Task description: Rewrite each line of the records as a numbered list, leaving out blank lines and any pictures.

## begin Dataset rows

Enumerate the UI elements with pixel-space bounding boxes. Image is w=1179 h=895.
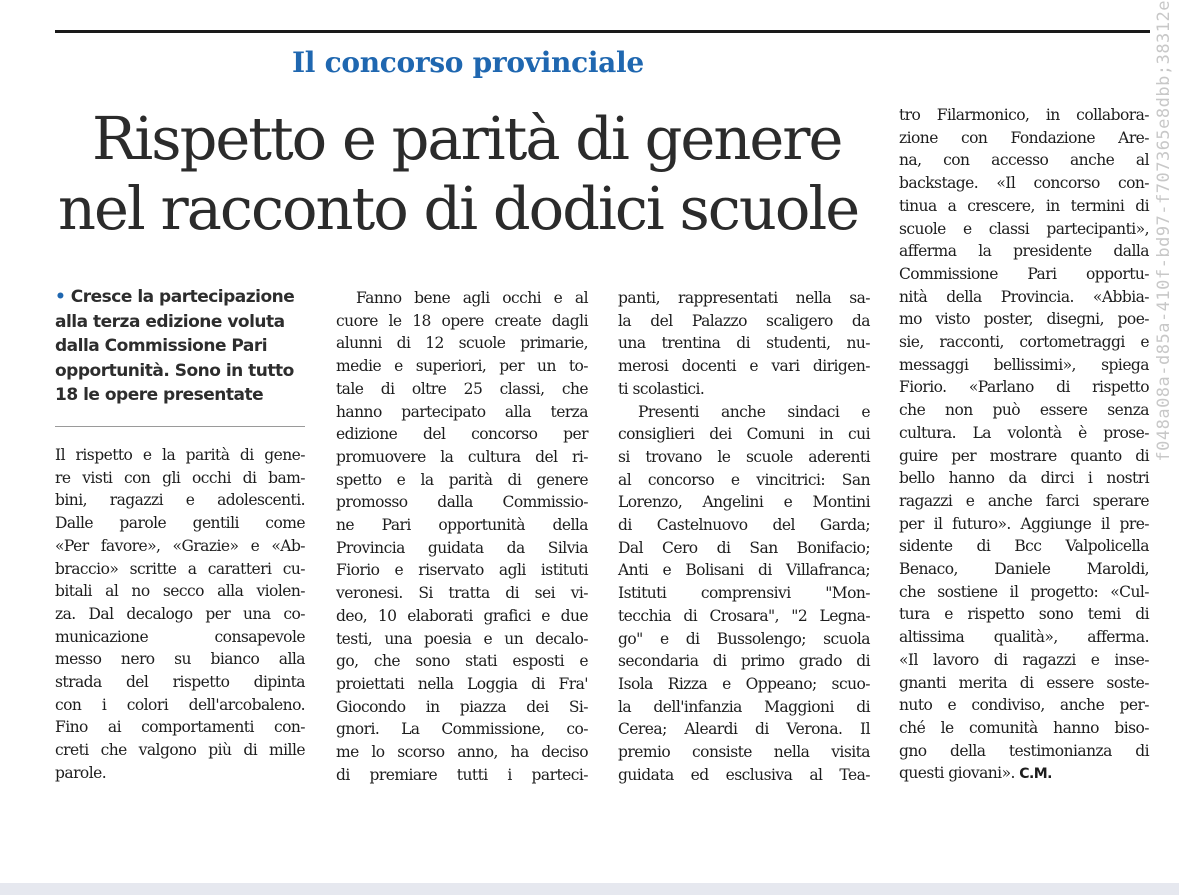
- article-line: cultura. La volontà è prose-: [899, 423, 1149, 442]
- article-line: «Per favore», «Grazie» e «Ab-: [55, 536, 305, 555]
- article-line: tecchia di Crosara", "2 Legna-: [618, 606, 870, 625]
- article-line-text: questi giovani».: [899, 764, 1015, 783]
- summary-line: dalla Commissione Pari: [55, 336, 268, 356]
- article-line: Commissione Pari opportu-: [899, 264, 1149, 283]
- top-rule: [55, 30, 1150, 33]
- article-line: con i colori dell'arcobaleno.: [55, 695, 305, 714]
- article-line: creti che valgono più di mille: [55, 741, 305, 760]
- watermark-text: f048a08a-d85a-410f-bd97-f707365e8dbb;38312e: [1154, 0, 1174, 462]
- article-line: go" e di Bussolengo; scuola: [618, 629, 870, 648]
- article-line: guire per mostrare quanto di: [899, 446, 1149, 465]
- article-line: Dalle parole gentili come: [55, 514, 305, 533]
- article-line: ché le comunità hanno biso-: [899, 718, 1149, 737]
- article-line: bitali al no secco alla violen-: [55, 582, 305, 601]
- article-line: tinua a crescere, in termini di: [899, 196, 1149, 215]
- article-line: Anti e Bolisani di Villafranca;: [618, 561, 870, 580]
- article-line: za. Dal decalogo per una co-: [55, 604, 305, 623]
- kicker: Il concorso provinciale: [292, 46, 644, 79]
- article-line: messaggi bellissimi», spiega: [899, 355, 1149, 374]
- article-line: parole.: [55, 763, 107, 782]
- article-line: me lo scorso anno, ha deciso: [336, 743, 588, 762]
- summary-line: 18 le opere presentate: [55, 385, 264, 405]
- article-line: consiglieri dei Comuni in cui: [618, 425, 870, 444]
- article-line: di premiare tutti i parteci-: [336, 765, 588, 784]
- article-line: tro Filarmonico, in collabora-: [899, 106, 1149, 124]
- article-line: tura e rispetto sono temi di: [899, 605, 1149, 624]
- article-line: Benaco, Daniele Maroldi,: [899, 560, 1149, 579]
- summary-line: alla terza edizione voluta: [55, 311, 285, 332]
- article-line: Provincia guidata da Silvia: [336, 538, 588, 557]
- article-line: backstage. «Il concorso con-: [899, 174, 1149, 193]
- article-line: «Il lavoro di ragazzi e inse-: [899, 650, 1149, 669]
- article-line: deo, 10 elaborati grafici e due: [336, 606, 588, 625]
- article-column-3: [618, 287, 870, 786]
- article-line: Cerea; Aleardi di Verona. Il: [618, 720, 870, 739]
- article-line: guidata ed esclusiva al Tea-: [618, 765, 870, 784]
- article-line: sidente di Bcc Valpolicella: [899, 537, 1149, 556]
- article-line: hanno partecipato alla terza: [336, 402, 588, 421]
- article-line: [899, 762, 1149, 786]
- article-line: spetto e la parità di genere: [336, 470, 588, 489]
- summary-text: Cresce la partecipazione: [70, 287, 295, 307]
- article-line: ne Pari opportunità della: [336, 516, 588, 535]
- author-initials: C.M.: [1019, 766, 1052, 783]
- headline: [58, 104, 888, 244]
- headline-line-1: Rispetto e parità di genere: [92, 104, 842, 173]
- summary-divider: [55, 426, 305, 427]
- article-line: Giocondo in piazza dei Si-: [336, 697, 588, 716]
- article-line: go, che sono stati esposti e: [336, 652, 588, 671]
- article-line: proiettati nella Loggia di Fra': [336, 674, 588, 693]
- article-line: edizione del concorso per: [336, 425, 588, 444]
- summary: [55, 285, 305, 408]
- article-line: scuole e classi partecipanti»,: [899, 219, 1149, 238]
- article-line: veronesi. Si tratta di sei vi-: [336, 584, 588, 603]
- article-line: mo visto poster, disegni, poe-: [899, 310, 1149, 329]
- article-line: bini, ragazzi e adolescenti.: [55, 491, 305, 510]
- article-line: per il futuro». Aggiunge il pre-: [899, 514, 1149, 533]
- article-line: al concorso e vincitrici: San: [618, 470, 870, 489]
- article-line: Il rispetto e la parità di gene-: [55, 446, 305, 464]
- watermark: [1152, 0, 1176, 650]
- bottom-band: [0, 883, 1179, 895]
- article-line: secondaria di primo grado di: [618, 652, 870, 671]
- article-line: Fino ai comportamenti con-: [55, 718, 305, 737]
- article-column-2: [336, 287, 588, 786]
- article-line: Isola Rizza e Oppeano; scuo-: [618, 674, 870, 693]
- summary-line: opportunità. Sono in tutto: [55, 360, 294, 381]
- article-line: promosso dalla Commissio-: [336, 493, 588, 512]
- article-line: na, con accesso anche al: [899, 151, 1149, 170]
- article-line: promuovere la cultura del ri-: [336, 447, 588, 466]
- article-line: nità della Provincia. «Abbia-: [899, 287, 1149, 306]
- article-line: re visti con gli occhi di bam-: [55, 468, 305, 487]
- article-line: Fiorio. «Parlano di rispetto: [899, 378, 1149, 397]
- article-line: la del Palazzo scaligero da: [618, 311, 870, 330]
- article-line: che sostiene il progetto: «Cul-: [899, 582, 1149, 601]
- article-line: premio consiste nella visita: [618, 743, 870, 762]
- article-line: cuore le 18 opere create dagli: [336, 311, 588, 330]
- article-line: Dal Cero di San Bonifacio;: [618, 538, 870, 557]
- article-column-4: [899, 104, 1149, 786]
- article-line: tale di oltre 25 classi, che: [336, 379, 588, 398]
- article-line: braccio» scritte a caratteri cu-: [55, 559, 305, 578]
- article-line: merosi docenti e vari dirigen-: [618, 357, 870, 376]
- headline-line-2: nel racconto di dodici scuole: [58, 174, 859, 243]
- article-line: che non può essere senza: [899, 401, 1149, 420]
- article-line: strada del rispetto dipinta: [55, 673, 305, 692]
- article-line: afferma la presidente dalla: [899, 242, 1149, 261]
- article-line: Presenti anche sindaci e: [638, 402, 870, 421]
- article-line: ti scolastici.: [618, 379, 705, 398]
- article-line: bello hanno da dirci i nostri: [899, 469, 1149, 488]
- article-line: gno della testimonianza di: [899, 741, 1149, 760]
- article-line: alunni di 12 scuole primarie,: [336, 334, 588, 353]
- article-line: nuto e condiviso, anche per-: [899, 696, 1149, 715]
- summary-line: [55, 285, 305, 310]
- article-line: Istituti comprensivi "Mon-: [618, 584, 870, 603]
- article-line: panti, rappresentati nella sa-: [618, 289, 870, 307]
- article-line: si trovano le scuole aderenti: [618, 447, 870, 466]
- article-line: Fanno bene agli occhi e al: [356, 289, 588, 307]
- bullet-icon: •: [55, 287, 66, 307]
- article-column-1: [55, 444, 305, 785]
- article-line: ragazzi e anche farci sperare: [899, 491, 1149, 510]
- article-line: testi, una poesia e un decalo-: [336, 629, 588, 648]
- article-line: la dell'infanzia Maggioni di: [618, 697, 870, 716]
- article-line: Lorenzo, Angelini e Montini: [618, 493, 870, 512]
- article-line: medie e superiori, per un to-: [336, 357, 588, 376]
- article-line: gnanti merita di essere soste-: [899, 673, 1149, 692]
- article-line: zione con Fondazione Are-: [899, 128, 1149, 147]
- article-line: una trentina di studenti, nu-: [618, 334, 870, 353]
- article-line: di Castelnuovo del Garda;: [618, 516, 870, 535]
- article-line: gnori. La Commissione, co-: [336, 720, 588, 739]
- article-line: altissima qualità», afferma.: [899, 628, 1149, 647]
- article-line: municazione consapevole: [55, 627, 305, 646]
- article-line: Fiorio e riservato agli istituti: [336, 561, 588, 580]
- article-line: sie, racconti, cortometraggi e: [899, 333, 1149, 352]
- article-line: messo nero su bianco alla: [55, 650, 305, 669]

## end Dataset rows

Answer to this task:
1. Enumerate the UI elements with pixel-space bounding boxes. Image is w=1179 h=895.
2. - article-line: cultura. La volontà è prose-: [899, 423, 1149, 442]
3. - article-line: «Per favore», «Grazie» e «Ab-: [55, 536, 305, 555]
4. - article-line: tecchia di Crosara", "2 Legna-: [618, 606, 870, 625]
5. - article-line-text: questi giovani».: [899, 764, 1015, 783]
6. - summary-line: dalla Commissione Pari: [55, 336, 268, 356]
7. - article-line: Commissione Pari opportu-: [899, 264, 1149, 283]
8. - top-rule: [55, 30, 1150, 33]
9. - article-line: con i colori dell'arcobaleno.: [55, 695, 305, 714]
10. - article-line: creti che valgono più di mille: [55, 741, 305, 760]
11. - watermark-text: f048a08a-d85a-410f-bd97-f707365e8dbb;38312e: [1154, 0, 1174, 462]
12. - article-line: go" e di Bussolengo; scuola: [618, 629, 870, 648]
13. - article-line: guire per mostrare quanto di: [899, 446, 1149, 465]
14. - article-line: Dalle parole gentili come: [55, 514, 305, 533]
15. - article-line: ché le comunità hanno biso-: [899, 718, 1149, 737]
16. - article-line: bitali al no secco alla violen-: [55, 582, 305, 601]
17. - article-line: tinua a crescere, in termini di: [899, 196, 1149, 215]
18. - article-line: Anti e Bolisani di Villafranca;: [618, 561, 870, 580]
19. - article-line: za. Dal decalogo per una co-: [55, 604, 305, 623]
20. - kicker: Il concorso provinciale: [292, 46, 644, 79]
21. - article-line: messaggi bellissimi», spiega: [899, 355, 1149, 374]
22. - article-line: parole.: [55, 763, 107, 782]
23. - article-line: me lo scorso anno, ha deciso: [336, 743, 588, 762]
24. - summary-line: 18 le opere presentate: [55, 385, 264, 405]
25. - article-line: consiglieri dei Comuni in cui: [618, 425, 870, 444]
26. - article-line: di premiare tutti i parteci-: [336, 765, 588, 784]
27. - article-line: tro Filarmonico, in collabora-: [899, 106, 1149, 124]
28. - article-line: tura e rispetto sono temi di: [899, 605, 1149, 624]
29. - article-line: Benaco, Daniele Maroldi,: [899, 560, 1149, 579]
30. - summary-line: alla terza edizione voluta: [55, 311, 285, 332]
31. - article-line: Provincia guidata da Silvia: [336, 538, 588, 557]
32. - article-line: backstage. «Il concorso con-: [899, 174, 1149, 193]
33. - article-line: «Il lavoro di ragazzi e inse-: [899, 650, 1149, 669]
34. - article-line: deo, 10 elaborati grafici e due: [336, 606, 588, 625]
35. - article-column-3: [618, 287, 870, 786]
36. - article-line: Cerea; Aleardi di Verona. Il: [618, 720, 870, 739]
37. - article-line: guidata ed esclusiva al Tea-: [618, 765, 870, 784]
38. - article-line: sidente di Bcc Valpolicella: [899, 537, 1149, 556]
39. - article-line: hanno partecipato alla terza: [336, 402, 588, 421]
40. - article-line: [899, 762, 1149, 786]
41. - article-line: spetto e la parità di genere: [336, 470, 588, 489]
42. - summary-text: Cresce la partecipazione: [70, 287, 295, 307]
43. - article-line: ne Pari opportunità della: [336, 516, 588, 535]
44. - author-initials: C.M.: [1019, 766, 1052, 783]
45. - headline: [58, 104, 888, 244]
46. - headline-line-1: Rispetto e parità di genere: [92, 104, 842, 173]
47. - summary-divider: [55, 426, 305, 427]
48. - article-line: Giocondo in piazza dei Si-: [336, 697, 588, 716]
49. - article-line: go, che sono stati esposti e: [336, 652, 588, 671]
50. - article-line: proiettati nella Loggia di Fra': [336, 674, 588, 693]
51. - article-line: edizione del concorso per: [336, 425, 588, 444]
52. - summary: [55, 285, 305, 408]
53. - article-line: scuole e classi partecipanti»,: [899, 219, 1149, 238]
54. - article-line: veronesi. Si tratta di sei vi-: [336, 584, 588, 603]
55. - article-line: mo visto poster, disegni, poe-: [899, 310, 1149, 329]
56. - article-line: bini, ragazzi e adolescenti.: [55, 491, 305, 510]
57. - article-line: per il futuro». Aggiunge il pre-: [899, 514, 1149, 533]
58. - article-line: al concorso e vincitrici: San: [618, 470, 870, 489]
59. - article-line: Il rispetto e la parità di gene-: [55, 446, 305, 464]
60. - watermark: [1152, 0, 1176, 650]
61. - bottom-band: [0, 883, 1179, 895]
62. - article-line: secondaria di primo grado di: [618, 652, 870, 671]
63. - article-line: Fino ai comportamenti con-: [55, 718, 305, 737]
64. - article-column-2: [336, 287, 588, 786]
65. - article-line: Isola Rizza e Oppeano; scuo-: [618, 674, 870, 693]
66. - summary-line: opportunità. Sono in tutto: [55, 360, 294, 381]
67. - article-line: promosso dalla Commissio-: [336, 493, 588, 512]
68. - article-line: na, con accesso anche al: [899, 151, 1149, 170]
69. - article-line: promuovere la cultura del ri-: [336, 447, 588, 466]
70. - article-line: nità della Provincia. «Abbia-: [899, 287, 1149, 306]
71. - article-line: re visti con gli occhi di bam-: [55, 468, 305, 487]
72. - article-line: Fiorio. «Parlano di rispetto: [899, 378, 1149, 397]
73. - article-line: la del Palazzo scaligero da: [618, 311, 870, 330]
74. - article-line: che sostiene il progetto: «Cul-: [899, 582, 1149, 601]
75. - article-line: premio consiste nella visita: [618, 743, 870, 762]
76. - article-line: cuore le 18 opere create dagli: [336, 311, 588, 330]
77. - article-line: Dal Cero di San Bonifacio;: [618, 538, 870, 557]
78. - article-column-4: [899, 104, 1149, 786]
79. - article-line: tale di oltre 25 classi, che: [336, 379, 588, 398]
80. - article-line: braccio» scritte a caratteri cu-: [55, 559, 305, 578]
81. - article-line: merosi docenti e vari dirigen-: [618, 357, 870, 376]
82. - headline-line-2: nel racconto di dodici scuole: [58, 174, 859, 243]
83. - article-line: che non può essere senza: [899, 401, 1149, 420]
84. - article-line: strada del rispetto dipinta: [55, 673, 305, 692]
85. - article-line: afferma la presidente dalla: [899, 242, 1149, 261]
86. - article-line: Presenti anche sindaci e: [638, 402, 870, 421]
87. - article-line: ti scolastici.: [618, 379, 705, 398]
88. - article-line: bello hanno da dirci i nostri: [899, 469, 1149, 488]
89. - article-line: gno della testimonianza di: [899, 741, 1149, 760]
90. - article-line: alunni di 12 scuole primarie,: [336, 334, 588, 353]
91. - article-line: nuto e condiviso, anche per-: [899, 696, 1149, 715]
92. - summary-line: [55, 285, 305, 310]
93. - article-line: Istituti comprensivi "Mon-: [618, 584, 870, 603]
94. - article-line: panti, rappresentati nella sa-: [618, 289, 870, 307]
95. - article-line: si trovano le scuole aderenti: [618, 447, 870, 466]
96. - article-line: Fanno bene agli occhi e al: [356, 289, 588, 307]
97. - bullet-icon: •: [55, 287, 66, 307]
98. - article-column-1: [55, 444, 305, 785]
99. - article-line: ragazzi e anche farci sperare: [899, 491, 1149, 510]
100. - article-line: testi, una poesia e un decalo-: [336, 629, 588, 648]
101. - article-line: la dell'infanzia Maggioni di: [618, 697, 870, 716]
102. - article-line: Lorenzo, Angelini e Montini: [618, 493, 870, 512]
103. - article-line: medie e superiori, per un to-: [336, 357, 588, 376]
104. - article-line: gnanti merita di essere soste-: [899, 673, 1149, 692]
105. - article-line: zione con Fondazione Are-: [899, 128, 1149, 147]
106. - article-line: una trentina di studenti, nu-: [618, 334, 870, 353]
107. - article-line: di Castelnuovo del Garda;: [618, 516, 870, 535]
108. - article-line: gnori. La Commissione, co-: [336, 720, 588, 739]
109. - article-line: altissima qualità», afferma.: [899, 628, 1149, 647]
110. - article-line: municazione consapevole: [55, 627, 305, 646]
111. - article-line: Fiorio e riservato agli istituti: [336, 561, 588, 580]
112. - article-line: sie, racconti, cortometraggi e: [899, 333, 1149, 352]
113. - article-line: messo nero su bianco alla: [55, 650, 305, 669]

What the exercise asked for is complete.